REQUIRED TASK. Quote every line of the material beneath this one.

STORED DATA.

------------------------------------

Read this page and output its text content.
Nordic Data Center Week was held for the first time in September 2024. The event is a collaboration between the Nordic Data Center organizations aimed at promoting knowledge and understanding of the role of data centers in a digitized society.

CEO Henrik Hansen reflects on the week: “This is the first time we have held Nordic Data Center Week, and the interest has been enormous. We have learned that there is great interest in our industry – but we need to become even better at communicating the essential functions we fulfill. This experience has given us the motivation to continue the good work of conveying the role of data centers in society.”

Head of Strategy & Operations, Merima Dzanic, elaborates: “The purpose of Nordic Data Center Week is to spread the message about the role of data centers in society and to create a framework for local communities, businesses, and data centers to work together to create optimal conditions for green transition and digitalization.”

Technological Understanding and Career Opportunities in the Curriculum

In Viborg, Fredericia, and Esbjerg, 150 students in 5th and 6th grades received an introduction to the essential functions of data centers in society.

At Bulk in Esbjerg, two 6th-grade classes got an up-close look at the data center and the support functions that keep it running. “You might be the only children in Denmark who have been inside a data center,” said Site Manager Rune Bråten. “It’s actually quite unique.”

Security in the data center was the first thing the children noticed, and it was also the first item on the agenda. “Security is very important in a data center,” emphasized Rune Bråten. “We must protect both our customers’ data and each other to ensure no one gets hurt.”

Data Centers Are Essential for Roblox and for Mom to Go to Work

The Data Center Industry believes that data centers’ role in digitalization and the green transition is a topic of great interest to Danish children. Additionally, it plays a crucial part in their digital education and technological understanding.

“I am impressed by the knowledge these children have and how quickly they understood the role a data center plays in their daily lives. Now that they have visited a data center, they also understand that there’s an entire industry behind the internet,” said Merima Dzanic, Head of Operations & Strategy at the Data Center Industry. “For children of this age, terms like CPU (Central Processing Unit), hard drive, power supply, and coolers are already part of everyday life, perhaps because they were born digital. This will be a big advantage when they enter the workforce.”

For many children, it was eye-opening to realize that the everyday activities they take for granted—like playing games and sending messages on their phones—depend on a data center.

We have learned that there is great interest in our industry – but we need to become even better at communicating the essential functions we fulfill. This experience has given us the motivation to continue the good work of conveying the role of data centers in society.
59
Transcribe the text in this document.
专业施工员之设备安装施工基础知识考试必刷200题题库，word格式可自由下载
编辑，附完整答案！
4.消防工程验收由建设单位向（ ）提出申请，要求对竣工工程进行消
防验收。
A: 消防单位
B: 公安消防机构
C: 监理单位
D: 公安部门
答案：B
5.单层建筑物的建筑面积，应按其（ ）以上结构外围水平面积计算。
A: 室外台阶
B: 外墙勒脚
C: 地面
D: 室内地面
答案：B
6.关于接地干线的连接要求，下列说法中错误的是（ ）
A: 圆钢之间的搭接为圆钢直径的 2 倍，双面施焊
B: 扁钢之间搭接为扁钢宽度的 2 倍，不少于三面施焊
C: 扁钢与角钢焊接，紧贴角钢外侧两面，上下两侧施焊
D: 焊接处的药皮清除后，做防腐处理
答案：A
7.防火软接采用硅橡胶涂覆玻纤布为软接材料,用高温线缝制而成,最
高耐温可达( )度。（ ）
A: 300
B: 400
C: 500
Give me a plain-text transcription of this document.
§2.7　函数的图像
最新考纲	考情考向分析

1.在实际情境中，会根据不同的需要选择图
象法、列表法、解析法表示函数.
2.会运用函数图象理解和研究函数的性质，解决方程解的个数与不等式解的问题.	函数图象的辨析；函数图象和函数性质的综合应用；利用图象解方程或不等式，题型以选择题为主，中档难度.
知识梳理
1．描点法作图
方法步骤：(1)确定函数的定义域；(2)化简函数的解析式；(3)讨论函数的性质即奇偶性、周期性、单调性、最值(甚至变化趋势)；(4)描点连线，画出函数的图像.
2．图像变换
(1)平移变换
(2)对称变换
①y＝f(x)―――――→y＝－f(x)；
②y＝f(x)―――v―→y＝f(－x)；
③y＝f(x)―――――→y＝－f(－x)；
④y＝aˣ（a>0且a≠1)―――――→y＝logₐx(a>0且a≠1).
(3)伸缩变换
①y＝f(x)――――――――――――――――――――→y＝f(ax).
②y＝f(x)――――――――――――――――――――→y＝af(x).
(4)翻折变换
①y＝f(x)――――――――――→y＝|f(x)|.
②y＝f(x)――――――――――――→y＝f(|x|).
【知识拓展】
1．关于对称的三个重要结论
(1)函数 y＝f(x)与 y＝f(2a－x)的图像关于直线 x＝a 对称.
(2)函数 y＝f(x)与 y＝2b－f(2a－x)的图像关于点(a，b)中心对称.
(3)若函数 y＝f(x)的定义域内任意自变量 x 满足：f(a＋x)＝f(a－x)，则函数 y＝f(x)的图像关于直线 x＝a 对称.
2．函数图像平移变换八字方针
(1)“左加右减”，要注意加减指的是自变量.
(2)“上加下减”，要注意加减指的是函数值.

------------------------------------

FINAL RESULT.
Read this page and output its text content.
Nordic Data Center Week was held for the first time in September 2024. The event is a collaboration between the Nordic Data Center organizations aimed at promoting knowledge and understanding of the role of data centers in a digitized society.

CEO Henrik Hansen reflects on the week: “This is the first time we have held Nordic Data Center Week, and the interest has been enormous. We have learned that there is great interest in our industry – but we need to become even better at communicating the essential functions we fulfill. This experience has given us the motivation to continue the good work of conveying the role of data centers in society.”

Head of Strategy & Operations, Merima Dzanic, elaborates: “The purpose of Nordic Data Center Week is to spread the message about the role of data centers in society and to create a framework for local communities, businesses, and data centers to work together to create optimal conditions for green transition and digitalization.”

Technological Understanding and Career Opportunities in the Curriculum

In Viborg, Fredericia, and Esbjerg, 150 students in 5th and 6th grades received an introduction to the essential functions of data centers in society.

At Bulk in Esbjerg, two 6th-grade classes got an up-close look at the data center and the support functions that keep it running. “You might be the only children in Denmark who have been inside a data center,” said Site Manager Rune Bråten. “It’s actually quite unique.”

Security in the data center was the first thing the children noticed, and it was also the first item on the agenda. “Security is very important in a data center,” emphasized Rune Bråten. “We must protect both our customers’ data and each other to ensure no one gets hurt.”

Data Centers Are Essential for Roblox and for Mom to Go to Work

The Data Center Industry believes that data centers’ role in digitalization and the green transition is a topic of great interest to Danish children. Additionally, it plays a crucial part in their digital education and technological understanding.

“I am impressed by the knowledge these children have and how quickly they understood the role a data center plays in their daily lives. Now that they have visited a data center, they also understand that there’s an entire industry behind the internet,” said Merima Dzanic, Head of Operations & Strategy at the Data Center Industry. “For children of this age, terms like CPU (Central Processing Unit), hard drive, power supply, and coolers are already part of everyday life, perhaps because they were born digital. This will be a big advantage when they enter the workforce.”

For many children, it was eye-opening to realize that the everyday activities they take for granted—like playing games and sending messages on their phones—depend on a data center.

We have learned that there is great interest in our industry – but we need to become even better at communicating the essential functions we fulfill. This experience has given us the motivation to continue the good work of conveying the role of data centers in society.
59
Transcribe the text in this document.
专业施工员之设备安装施工基础知识考试必刷200题题库，word格式可自由下载
编辑，附完整答案！
4.消防工程验收由建设单位向（ ）提出申请，要求对竣工工程进行消
防验收。
A: 消防单位
B: 公安消防机构
C: 监理单位
D: 公安部门
答案：B
5.单层建筑物的建筑面积，应按其（ ）以上结构外围水平面积计算。
A: 室外台阶
B: 外墙勒脚
C: 地面
D: 室内地面
答案：B
6.关于接地干线的连接要求，下列说法中错误的是（ ）
A: 圆钢之间的搭接为圆钢直径的 2 倍，双面施焊
B: 扁钢之间搭接为扁钢宽度的 2 倍，不少于三面施焊
C: 扁钢与角钢焊接，紧贴角钢外侧两面，上下两侧施焊
D: 焊接处的药皮清除后，做防腐处理
答案：A
7.防火软接采用硅橡胶涂覆玻纤布为软接材料,用高温线缝制而成,最
高耐温可达( )度。（ ）
A: 300
B: 400
C: 500
Give me a plain-text transcription of this document.
§2.7　函数的图像
最新考纲	考情考向分析

1.在实际情境中，会根据不同的需要选择图
象法、列表法、解析法表示函数.
2.会运用函数图象理解和研究函数的性质，解决方程解的个数与不等式解的问题.	函数图象的辨析；函数图象和函数性质的综合应用；利用图象解方程或不等式，题型以选择题为主，中档难度.
知识梳理
1．描点法作图
方法步骤：(1)确定函数的定义域；(2)化简函数的解析式；(3)讨论函数的性质即奇偶性、周期性、单调性、最值(甚至变化趋势)；(4)描点连线，画出函数的图像.
2．图像变换
(1)平移变换
(2)对称变换
①y＝f(x)―――――→y＝－f(x)；
②y＝f(x)―――v―→y＝f(－x)；
③y＝f(x)―――――→y＝－f(－x)；
④y＝aˣ（a>0且a≠1)―――――→y＝logₐx(a>0且a≠1).
(3)伸缩变换
①y＝f(x)――――――――――――――――――――→y＝f(ax).
②y＝f(x)――――――――――――――――――――→y＝af(x).
(4)翻折变换
①y＝f(x)――――――――――→y＝|f(x)|.
②y＝f(x)――――――――――――→y＝f(|x|).
【知识拓展】
1．关于对称的三个重要结论
(1)函数 y＝f(x)与 y＝f(2a－x)的图像关于直线 x＝a 对称.
(2)函数 y＝f(x)与 y＝2b－f(2a－x)的图像关于点(a，b)中心对称.
(3)若函数 y＝f(x)的定义域内任意自变量 x 满足：f(a＋x)＝f(a－x)，则函数 y＝f(x)的图像关于直线 x＝a 对称.
2．函数图像平移变换八字方针
(1)“左加右减”，要注意加减指的是自变量.
(2)“上加下减”，要注意加减指的是函数值.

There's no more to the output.